* What needs to be done:
Gather the lines that hold the string "Vänsterpartiet".
[Begin]
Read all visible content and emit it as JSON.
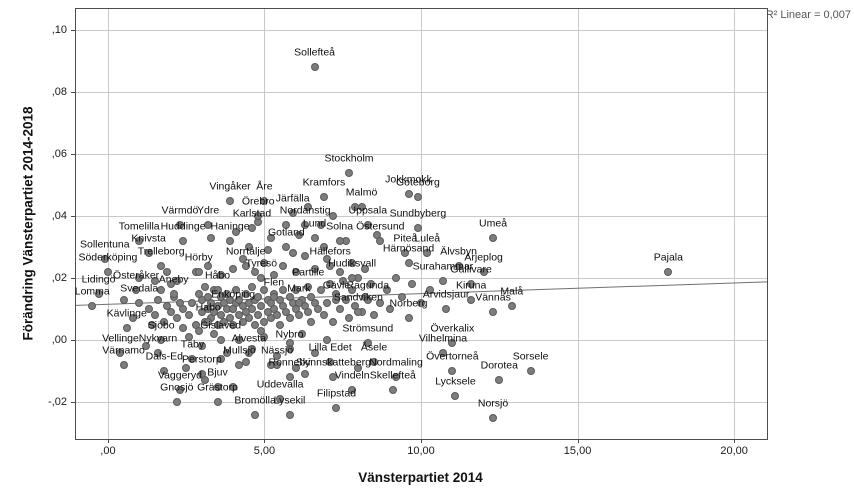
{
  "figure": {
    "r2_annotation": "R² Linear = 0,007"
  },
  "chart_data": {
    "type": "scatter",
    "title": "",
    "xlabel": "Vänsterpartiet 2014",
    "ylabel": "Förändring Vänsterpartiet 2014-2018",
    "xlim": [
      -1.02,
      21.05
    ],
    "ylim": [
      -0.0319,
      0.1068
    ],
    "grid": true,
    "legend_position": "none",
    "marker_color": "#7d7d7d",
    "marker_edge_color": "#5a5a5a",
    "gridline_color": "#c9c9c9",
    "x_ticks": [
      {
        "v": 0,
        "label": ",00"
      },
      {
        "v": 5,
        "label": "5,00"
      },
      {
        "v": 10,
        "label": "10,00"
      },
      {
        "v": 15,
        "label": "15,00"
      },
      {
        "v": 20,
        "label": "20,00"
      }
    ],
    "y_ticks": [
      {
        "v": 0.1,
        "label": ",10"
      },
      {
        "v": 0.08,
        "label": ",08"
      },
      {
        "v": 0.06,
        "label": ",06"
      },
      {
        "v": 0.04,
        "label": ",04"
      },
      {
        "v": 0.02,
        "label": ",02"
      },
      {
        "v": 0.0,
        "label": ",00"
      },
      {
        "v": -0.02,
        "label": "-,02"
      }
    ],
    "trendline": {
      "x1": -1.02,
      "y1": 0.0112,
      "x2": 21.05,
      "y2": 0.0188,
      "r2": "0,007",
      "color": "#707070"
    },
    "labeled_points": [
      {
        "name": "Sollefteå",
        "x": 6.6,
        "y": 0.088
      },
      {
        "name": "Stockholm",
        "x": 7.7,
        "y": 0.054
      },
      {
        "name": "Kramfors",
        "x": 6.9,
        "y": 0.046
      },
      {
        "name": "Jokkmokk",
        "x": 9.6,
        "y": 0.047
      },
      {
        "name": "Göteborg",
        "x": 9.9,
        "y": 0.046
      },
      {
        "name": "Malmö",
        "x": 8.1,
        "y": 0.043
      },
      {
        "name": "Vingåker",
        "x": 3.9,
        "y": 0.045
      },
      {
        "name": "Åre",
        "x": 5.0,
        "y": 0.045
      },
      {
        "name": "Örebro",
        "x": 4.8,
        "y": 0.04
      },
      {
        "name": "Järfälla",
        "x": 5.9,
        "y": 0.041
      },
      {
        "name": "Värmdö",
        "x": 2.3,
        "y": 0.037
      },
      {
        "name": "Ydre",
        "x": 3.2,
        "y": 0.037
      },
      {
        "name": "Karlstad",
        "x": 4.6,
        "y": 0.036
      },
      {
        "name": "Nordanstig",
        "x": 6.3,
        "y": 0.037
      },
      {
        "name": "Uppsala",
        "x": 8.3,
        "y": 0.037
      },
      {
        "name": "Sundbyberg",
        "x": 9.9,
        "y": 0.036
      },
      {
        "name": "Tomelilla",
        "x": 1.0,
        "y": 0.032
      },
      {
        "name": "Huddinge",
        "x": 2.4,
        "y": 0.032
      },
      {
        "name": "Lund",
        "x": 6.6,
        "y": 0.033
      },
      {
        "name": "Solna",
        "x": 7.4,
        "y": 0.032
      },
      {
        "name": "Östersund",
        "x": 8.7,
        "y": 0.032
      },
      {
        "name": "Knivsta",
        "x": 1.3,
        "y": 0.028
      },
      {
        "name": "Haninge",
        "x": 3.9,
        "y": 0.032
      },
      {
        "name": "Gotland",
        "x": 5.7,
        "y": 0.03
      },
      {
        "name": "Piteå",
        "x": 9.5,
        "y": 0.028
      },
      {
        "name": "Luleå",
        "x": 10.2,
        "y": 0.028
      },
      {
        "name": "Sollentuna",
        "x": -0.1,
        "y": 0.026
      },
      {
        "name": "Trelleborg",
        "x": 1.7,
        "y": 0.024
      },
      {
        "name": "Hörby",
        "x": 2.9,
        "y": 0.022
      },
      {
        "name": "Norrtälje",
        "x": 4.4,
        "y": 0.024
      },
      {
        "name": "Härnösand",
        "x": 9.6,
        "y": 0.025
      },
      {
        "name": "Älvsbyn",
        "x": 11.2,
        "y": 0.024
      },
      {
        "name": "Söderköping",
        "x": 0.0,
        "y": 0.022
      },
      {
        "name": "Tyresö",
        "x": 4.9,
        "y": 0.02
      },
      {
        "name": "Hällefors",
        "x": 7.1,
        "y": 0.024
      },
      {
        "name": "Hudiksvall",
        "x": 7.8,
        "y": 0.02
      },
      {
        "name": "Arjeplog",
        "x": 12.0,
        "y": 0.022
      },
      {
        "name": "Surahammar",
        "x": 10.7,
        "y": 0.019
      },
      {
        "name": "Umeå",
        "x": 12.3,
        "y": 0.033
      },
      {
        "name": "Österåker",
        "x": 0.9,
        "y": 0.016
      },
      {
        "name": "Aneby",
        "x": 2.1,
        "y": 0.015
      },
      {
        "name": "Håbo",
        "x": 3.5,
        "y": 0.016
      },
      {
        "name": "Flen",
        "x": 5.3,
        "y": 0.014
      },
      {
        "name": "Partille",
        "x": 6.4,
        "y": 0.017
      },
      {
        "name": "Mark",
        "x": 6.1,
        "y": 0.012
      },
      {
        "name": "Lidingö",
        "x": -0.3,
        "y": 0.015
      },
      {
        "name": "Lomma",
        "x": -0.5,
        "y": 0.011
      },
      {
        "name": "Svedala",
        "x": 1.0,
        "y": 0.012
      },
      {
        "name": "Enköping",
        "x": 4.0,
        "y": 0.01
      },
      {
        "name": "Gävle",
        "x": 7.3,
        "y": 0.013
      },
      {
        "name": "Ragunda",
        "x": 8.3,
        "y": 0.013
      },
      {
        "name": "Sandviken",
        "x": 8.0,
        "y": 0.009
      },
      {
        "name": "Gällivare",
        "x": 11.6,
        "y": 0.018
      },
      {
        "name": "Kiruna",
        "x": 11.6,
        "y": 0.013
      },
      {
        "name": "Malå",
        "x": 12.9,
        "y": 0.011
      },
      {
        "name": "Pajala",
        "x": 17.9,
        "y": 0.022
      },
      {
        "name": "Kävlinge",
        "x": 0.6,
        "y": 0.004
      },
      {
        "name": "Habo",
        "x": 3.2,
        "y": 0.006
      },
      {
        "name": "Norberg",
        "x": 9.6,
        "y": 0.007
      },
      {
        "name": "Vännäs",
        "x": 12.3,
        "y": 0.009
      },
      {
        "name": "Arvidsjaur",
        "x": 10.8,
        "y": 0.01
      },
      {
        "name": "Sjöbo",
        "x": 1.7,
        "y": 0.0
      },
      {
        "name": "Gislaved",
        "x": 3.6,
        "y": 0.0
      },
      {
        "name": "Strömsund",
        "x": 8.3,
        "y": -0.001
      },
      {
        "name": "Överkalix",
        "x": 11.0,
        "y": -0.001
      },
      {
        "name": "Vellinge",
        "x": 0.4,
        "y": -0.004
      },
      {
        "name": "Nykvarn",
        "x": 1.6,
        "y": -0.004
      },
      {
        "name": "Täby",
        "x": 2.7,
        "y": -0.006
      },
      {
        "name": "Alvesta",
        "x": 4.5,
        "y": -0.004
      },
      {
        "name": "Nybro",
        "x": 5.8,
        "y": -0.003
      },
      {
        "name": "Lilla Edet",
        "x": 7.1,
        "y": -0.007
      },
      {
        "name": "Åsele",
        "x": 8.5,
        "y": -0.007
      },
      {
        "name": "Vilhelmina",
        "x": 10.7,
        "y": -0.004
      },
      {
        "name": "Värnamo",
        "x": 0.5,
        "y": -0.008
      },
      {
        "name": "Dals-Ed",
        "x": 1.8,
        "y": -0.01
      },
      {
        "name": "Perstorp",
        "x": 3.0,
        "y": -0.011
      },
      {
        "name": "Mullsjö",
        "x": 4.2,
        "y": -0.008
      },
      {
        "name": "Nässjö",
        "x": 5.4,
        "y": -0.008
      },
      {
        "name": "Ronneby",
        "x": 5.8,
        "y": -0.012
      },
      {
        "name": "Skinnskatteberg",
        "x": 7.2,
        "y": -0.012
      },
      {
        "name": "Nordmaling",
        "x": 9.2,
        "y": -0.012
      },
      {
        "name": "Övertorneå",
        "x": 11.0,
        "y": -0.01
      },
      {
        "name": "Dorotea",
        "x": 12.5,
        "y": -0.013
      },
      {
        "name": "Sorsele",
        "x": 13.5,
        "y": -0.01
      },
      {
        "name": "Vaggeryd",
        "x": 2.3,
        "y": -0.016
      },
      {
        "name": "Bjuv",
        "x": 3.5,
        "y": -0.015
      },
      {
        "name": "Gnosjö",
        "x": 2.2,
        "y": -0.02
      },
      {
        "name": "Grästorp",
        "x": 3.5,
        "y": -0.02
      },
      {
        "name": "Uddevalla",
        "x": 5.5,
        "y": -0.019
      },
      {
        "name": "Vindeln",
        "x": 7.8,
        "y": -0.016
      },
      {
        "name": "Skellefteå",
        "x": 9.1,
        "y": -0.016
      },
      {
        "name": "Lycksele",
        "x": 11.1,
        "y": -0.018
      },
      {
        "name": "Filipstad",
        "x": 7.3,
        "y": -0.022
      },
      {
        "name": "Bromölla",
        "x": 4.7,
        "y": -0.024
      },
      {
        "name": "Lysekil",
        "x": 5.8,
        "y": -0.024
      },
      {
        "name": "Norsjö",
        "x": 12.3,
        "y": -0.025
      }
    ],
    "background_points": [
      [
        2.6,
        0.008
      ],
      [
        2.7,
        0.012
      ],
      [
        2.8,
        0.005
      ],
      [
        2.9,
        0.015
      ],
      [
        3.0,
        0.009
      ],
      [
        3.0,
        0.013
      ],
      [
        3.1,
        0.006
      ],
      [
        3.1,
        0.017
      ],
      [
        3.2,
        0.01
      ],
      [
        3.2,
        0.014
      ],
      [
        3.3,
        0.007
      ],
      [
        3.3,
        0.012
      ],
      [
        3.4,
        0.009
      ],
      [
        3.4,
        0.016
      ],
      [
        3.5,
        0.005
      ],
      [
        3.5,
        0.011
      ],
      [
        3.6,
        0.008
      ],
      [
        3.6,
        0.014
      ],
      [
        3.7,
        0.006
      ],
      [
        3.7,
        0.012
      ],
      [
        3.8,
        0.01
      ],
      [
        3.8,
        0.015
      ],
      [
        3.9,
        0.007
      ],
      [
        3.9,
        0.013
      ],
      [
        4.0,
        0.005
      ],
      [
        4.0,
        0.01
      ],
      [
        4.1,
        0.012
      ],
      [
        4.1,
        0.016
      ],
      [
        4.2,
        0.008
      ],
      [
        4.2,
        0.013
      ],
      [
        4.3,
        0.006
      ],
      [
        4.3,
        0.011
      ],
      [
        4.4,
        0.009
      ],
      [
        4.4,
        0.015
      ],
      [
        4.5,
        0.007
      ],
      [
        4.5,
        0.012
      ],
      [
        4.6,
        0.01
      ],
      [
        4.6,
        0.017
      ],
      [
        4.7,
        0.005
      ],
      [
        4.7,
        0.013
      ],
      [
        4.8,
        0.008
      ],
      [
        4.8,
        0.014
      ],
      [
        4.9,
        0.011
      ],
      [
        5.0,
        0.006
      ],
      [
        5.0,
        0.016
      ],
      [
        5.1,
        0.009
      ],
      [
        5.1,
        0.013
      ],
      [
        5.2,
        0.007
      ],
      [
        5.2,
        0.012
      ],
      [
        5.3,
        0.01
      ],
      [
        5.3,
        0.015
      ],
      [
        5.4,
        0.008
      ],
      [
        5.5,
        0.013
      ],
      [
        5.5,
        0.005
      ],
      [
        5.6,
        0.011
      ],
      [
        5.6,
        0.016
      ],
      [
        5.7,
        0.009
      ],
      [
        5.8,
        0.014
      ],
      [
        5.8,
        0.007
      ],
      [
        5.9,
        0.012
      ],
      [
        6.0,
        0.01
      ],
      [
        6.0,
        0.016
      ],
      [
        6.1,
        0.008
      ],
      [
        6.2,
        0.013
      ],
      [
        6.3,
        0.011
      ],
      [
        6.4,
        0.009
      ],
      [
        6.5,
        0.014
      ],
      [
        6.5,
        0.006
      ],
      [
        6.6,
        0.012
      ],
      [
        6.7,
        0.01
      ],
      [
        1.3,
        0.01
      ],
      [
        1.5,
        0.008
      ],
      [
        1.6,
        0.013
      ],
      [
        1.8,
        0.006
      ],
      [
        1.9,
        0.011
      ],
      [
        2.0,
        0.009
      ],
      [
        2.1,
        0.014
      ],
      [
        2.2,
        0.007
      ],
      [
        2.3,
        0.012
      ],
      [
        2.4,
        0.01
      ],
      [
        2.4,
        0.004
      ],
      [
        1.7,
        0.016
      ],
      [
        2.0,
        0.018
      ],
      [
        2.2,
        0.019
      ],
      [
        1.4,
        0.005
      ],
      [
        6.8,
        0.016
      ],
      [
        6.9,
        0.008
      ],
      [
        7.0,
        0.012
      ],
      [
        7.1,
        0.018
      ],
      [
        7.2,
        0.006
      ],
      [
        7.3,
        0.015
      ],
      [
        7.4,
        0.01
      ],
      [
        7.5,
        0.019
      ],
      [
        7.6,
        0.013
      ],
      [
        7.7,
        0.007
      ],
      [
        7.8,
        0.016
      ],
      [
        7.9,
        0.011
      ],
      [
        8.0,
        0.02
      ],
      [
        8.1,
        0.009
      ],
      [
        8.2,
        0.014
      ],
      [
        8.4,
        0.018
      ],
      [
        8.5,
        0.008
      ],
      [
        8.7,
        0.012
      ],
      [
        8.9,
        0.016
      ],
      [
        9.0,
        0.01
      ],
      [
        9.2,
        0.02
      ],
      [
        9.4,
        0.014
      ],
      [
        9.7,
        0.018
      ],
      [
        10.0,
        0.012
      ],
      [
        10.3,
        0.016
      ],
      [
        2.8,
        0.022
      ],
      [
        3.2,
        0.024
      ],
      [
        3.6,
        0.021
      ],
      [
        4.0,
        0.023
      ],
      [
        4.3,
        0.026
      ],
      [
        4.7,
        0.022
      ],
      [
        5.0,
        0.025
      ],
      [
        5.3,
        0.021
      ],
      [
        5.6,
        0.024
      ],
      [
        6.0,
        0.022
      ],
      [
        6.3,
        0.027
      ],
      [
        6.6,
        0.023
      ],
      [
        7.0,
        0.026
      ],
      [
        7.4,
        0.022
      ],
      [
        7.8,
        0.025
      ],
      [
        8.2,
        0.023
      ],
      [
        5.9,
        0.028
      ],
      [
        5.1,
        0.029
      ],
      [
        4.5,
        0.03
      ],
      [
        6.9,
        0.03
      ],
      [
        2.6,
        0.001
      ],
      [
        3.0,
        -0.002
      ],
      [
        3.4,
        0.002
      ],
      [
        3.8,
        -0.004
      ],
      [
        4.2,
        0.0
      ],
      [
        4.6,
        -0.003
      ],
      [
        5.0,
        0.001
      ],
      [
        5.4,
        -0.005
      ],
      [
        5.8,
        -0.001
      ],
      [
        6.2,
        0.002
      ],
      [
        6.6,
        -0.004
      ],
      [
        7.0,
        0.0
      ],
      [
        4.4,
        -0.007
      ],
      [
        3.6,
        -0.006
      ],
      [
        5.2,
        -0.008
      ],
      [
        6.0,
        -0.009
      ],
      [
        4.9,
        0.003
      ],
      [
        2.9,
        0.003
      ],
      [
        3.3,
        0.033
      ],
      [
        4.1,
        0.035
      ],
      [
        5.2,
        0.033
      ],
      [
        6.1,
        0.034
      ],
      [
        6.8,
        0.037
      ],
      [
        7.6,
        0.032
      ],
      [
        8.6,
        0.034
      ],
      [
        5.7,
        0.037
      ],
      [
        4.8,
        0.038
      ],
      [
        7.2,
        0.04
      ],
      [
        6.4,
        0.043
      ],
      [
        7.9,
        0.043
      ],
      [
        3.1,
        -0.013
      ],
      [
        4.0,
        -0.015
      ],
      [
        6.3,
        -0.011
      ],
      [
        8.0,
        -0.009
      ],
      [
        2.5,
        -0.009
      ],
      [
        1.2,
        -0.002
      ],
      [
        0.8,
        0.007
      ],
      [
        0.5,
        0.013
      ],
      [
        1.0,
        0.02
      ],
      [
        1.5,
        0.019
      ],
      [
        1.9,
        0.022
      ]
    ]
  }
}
[End]
* Solution to the exercise:
    "xlabel": "Vänsterpartiet 2014",
    "ylabel": "Förändring Vänsterpartiet 2014-2018",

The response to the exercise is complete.